> [Stated problem] Return all the data below as it stands, minus the pictures.

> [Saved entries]
* Start *

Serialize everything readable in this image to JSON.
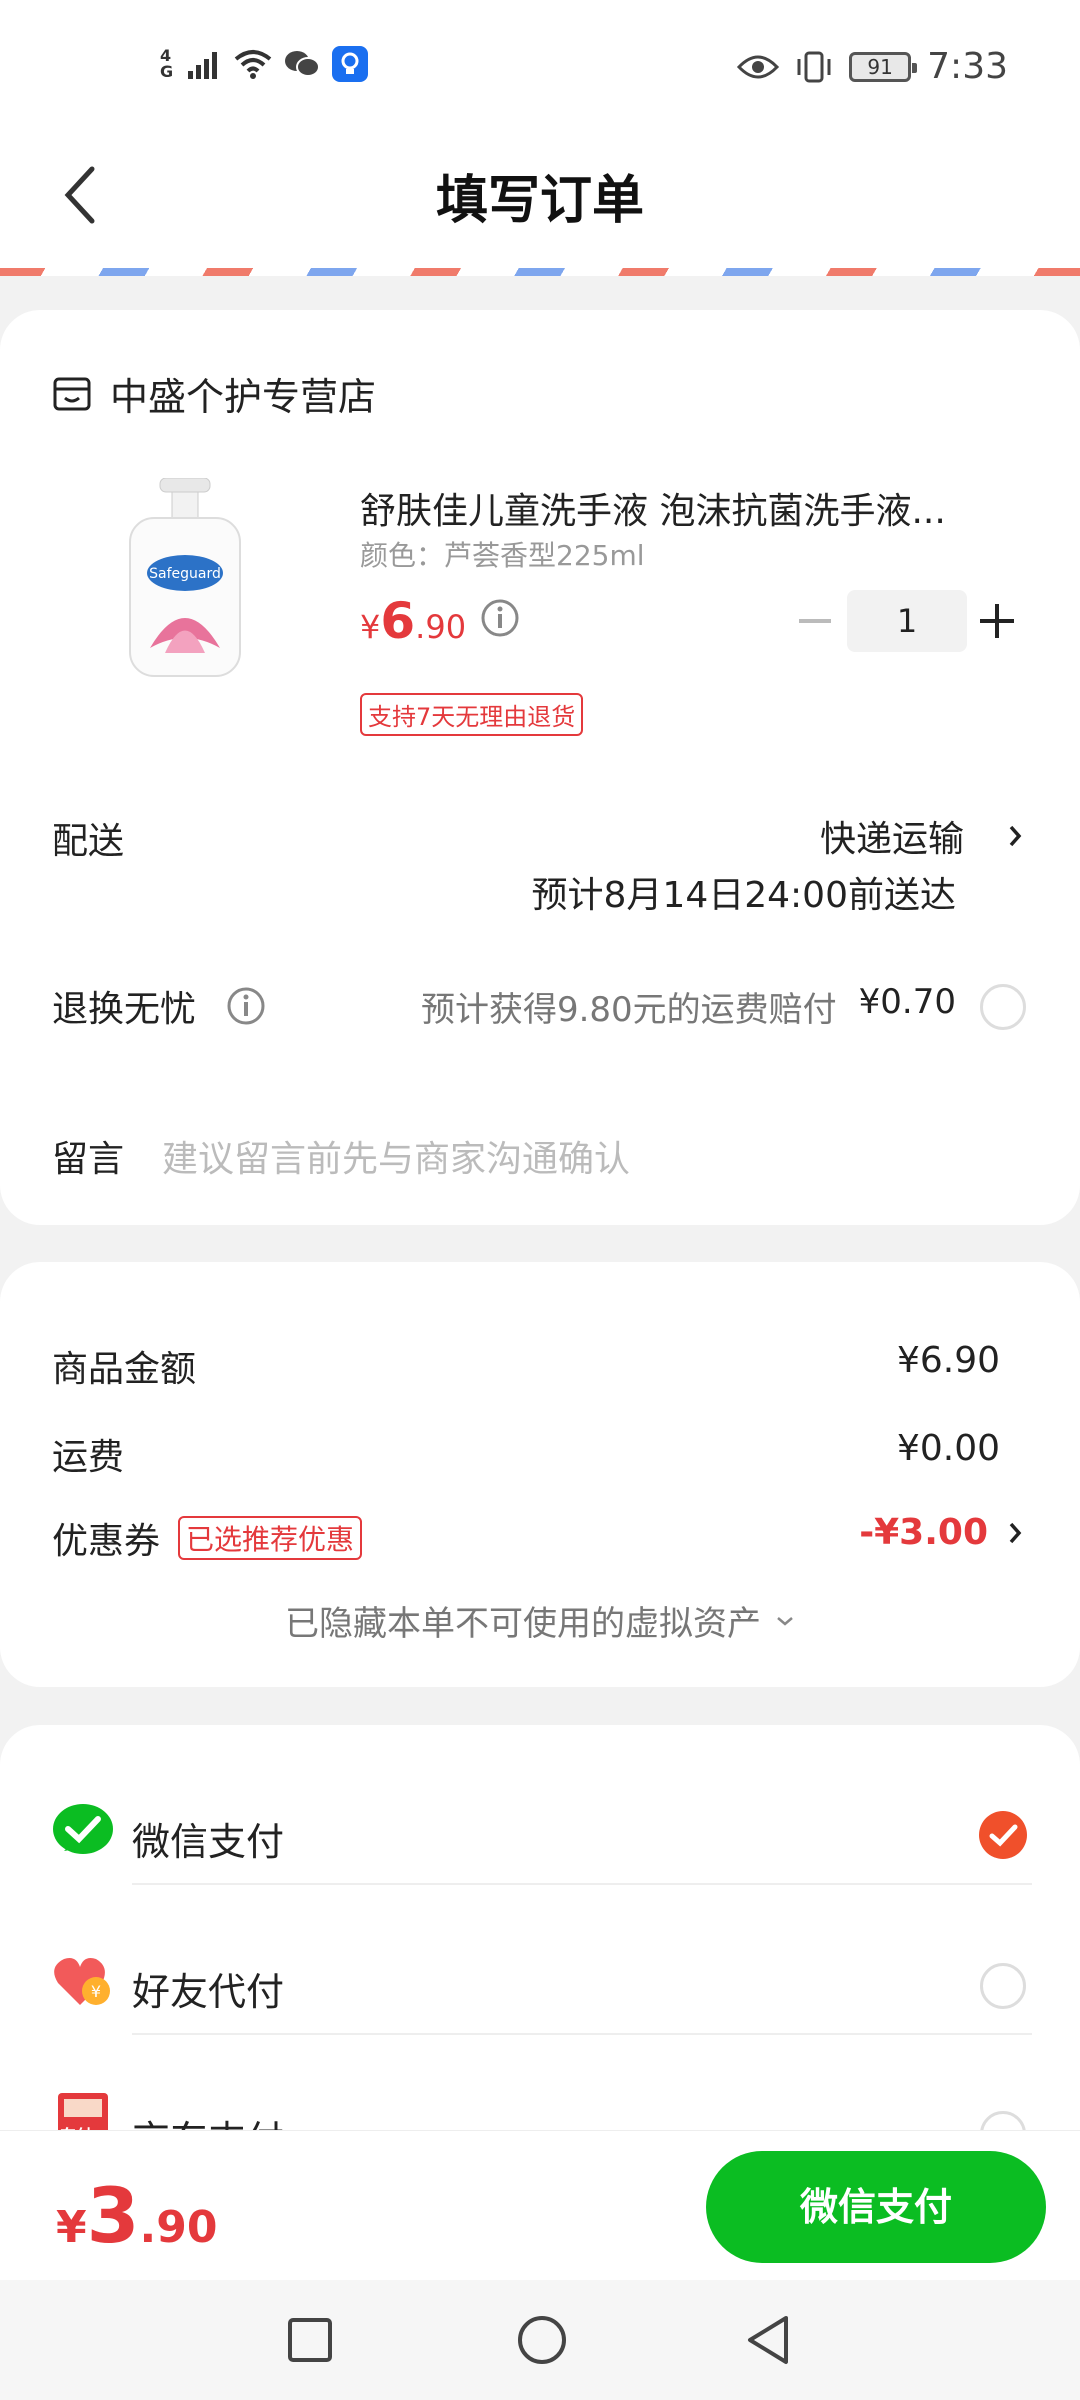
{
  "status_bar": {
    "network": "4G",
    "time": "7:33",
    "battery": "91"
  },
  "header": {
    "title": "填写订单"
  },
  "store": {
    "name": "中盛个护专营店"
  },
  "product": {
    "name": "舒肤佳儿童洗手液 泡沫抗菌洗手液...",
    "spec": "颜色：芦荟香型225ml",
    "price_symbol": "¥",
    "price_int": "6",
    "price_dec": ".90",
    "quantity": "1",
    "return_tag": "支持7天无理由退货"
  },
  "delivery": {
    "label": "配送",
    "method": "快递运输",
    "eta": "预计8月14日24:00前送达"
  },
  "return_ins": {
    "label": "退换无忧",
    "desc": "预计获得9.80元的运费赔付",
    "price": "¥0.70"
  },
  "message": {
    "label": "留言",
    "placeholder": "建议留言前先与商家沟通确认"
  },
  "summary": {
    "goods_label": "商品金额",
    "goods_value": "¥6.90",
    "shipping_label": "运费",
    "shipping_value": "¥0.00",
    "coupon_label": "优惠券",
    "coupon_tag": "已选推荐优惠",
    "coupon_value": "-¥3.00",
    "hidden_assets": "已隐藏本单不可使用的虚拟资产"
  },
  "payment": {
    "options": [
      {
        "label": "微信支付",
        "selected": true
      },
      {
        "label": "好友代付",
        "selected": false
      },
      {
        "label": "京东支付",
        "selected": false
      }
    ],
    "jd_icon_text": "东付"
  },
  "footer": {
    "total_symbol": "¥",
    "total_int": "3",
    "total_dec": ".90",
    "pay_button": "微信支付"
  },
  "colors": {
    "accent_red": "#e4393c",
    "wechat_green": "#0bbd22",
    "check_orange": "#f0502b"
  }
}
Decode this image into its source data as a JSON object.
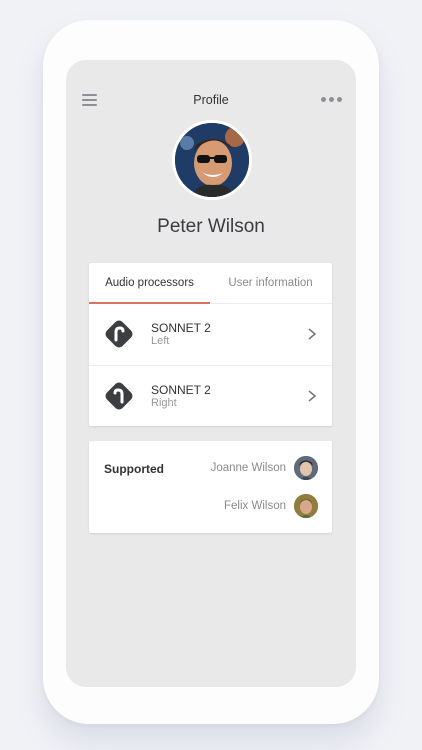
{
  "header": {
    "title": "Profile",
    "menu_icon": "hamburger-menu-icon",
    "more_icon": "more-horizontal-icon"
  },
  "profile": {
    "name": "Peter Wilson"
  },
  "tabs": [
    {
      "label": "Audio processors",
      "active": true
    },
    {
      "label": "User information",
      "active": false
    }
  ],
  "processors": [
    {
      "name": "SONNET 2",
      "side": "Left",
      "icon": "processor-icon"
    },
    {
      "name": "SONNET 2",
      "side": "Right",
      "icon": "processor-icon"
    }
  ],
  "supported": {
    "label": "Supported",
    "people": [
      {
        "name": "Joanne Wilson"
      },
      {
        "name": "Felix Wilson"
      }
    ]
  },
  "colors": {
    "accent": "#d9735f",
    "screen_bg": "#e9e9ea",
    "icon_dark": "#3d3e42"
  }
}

* End *

> [Answer to the task]
Serialize everything readable in this image to JSON.
{
  "status_bar": {
    "network": "4G",
    "time": "7:33",
    "battery": "91"
  },
  "header": {
    "title": "填写订单"
  },
  "store": {
    "name": "中盛个护专营店"
  },
  "product": {
    "name": "舒肤佳儿童洗手液 泡沫抗菌洗手液...",
    "spec": "颜色：芦荟香型225ml",
    "price_symbol": "¥",
    "price_int": "6",
    "price_dec": ".90",
    "quantity": "1",
    "return_tag": "支持7天无理由退货"
  },
  "delivery": {
    "label": "配送",
    "method": "快递运输",
    "eta": "预计8月14日24:00前送达"
  },
  "return_ins": {
    "label": "退换无忧",
    "desc": "预计获得9.80元的运费赔付",
    "price": "¥0.70"
  },
  "message": {
    "label": "留言",
    "placeholder": "建议留言前先与商家沟通确认"
  },
  "summary": {
    "goods_label": "商品金额",
    "goods_value": "¥6.90",
    "shipping_label": "运费",
    "shipping_value": "¥0.00",
    "coupon_label": "优惠券",
    "coupon_tag": "已选推荐优惠",
    "coupon_value": "-¥3.00",
    "hidden_assets": "已隐藏本单不可使用的虚拟资产"
  },
  "payment": {
    "options": [
      {
        "label": "微信支付",
        "selected": true
      },
      {
        "label": "好友代付",
        "selected": false
      },
      {
        "label": "京东支付",
        "selected": false
      }
    ],
    "jd_icon_text": "东付"
  },
  "footer": {
    "total_symbol": "¥",
    "total_int": "3",
    "total_dec": ".90",
    "pay_button": "微信支付"
  },
  "colors": {
    "accent_red": "#e4393c",
    "wechat_green": "#0bbd22",
    "check_orange": "#f0502b"
  }
}
Decode this image into its source data as a JSON object.
{
  "header": {
    "title": "Profile",
    "menu_icon": "hamburger-menu-icon",
    "more_icon": "more-horizontal-icon"
  },
  "profile": {
    "name": "Peter Wilson"
  },
  "tabs": [
    {
      "label": "Audio processors",
      "active": true
    },
    {
      "label": "User information",
      "active": false
    }
  ],
  "processors": [
    {
      "name": "SONNET 2",
      "side": "Left",
      "icon": "processor-icon"
    },
    {
      "name": "SONNET 2",
      "side": "Right",
      "icon": "processor-icon"
    }
  ],
  "supported": {
    "label": "Supported",
    "people": [
      {
        "name": "Joanne Wilson"
      },
      {
        "name": "Felix Wilson"
      }
    ]
  },
  "colors": {
    "accent": "#d9735f",
    "screen_bg": "#e9e9ea",
    "icon_dark": "#3d3e42"
  }
}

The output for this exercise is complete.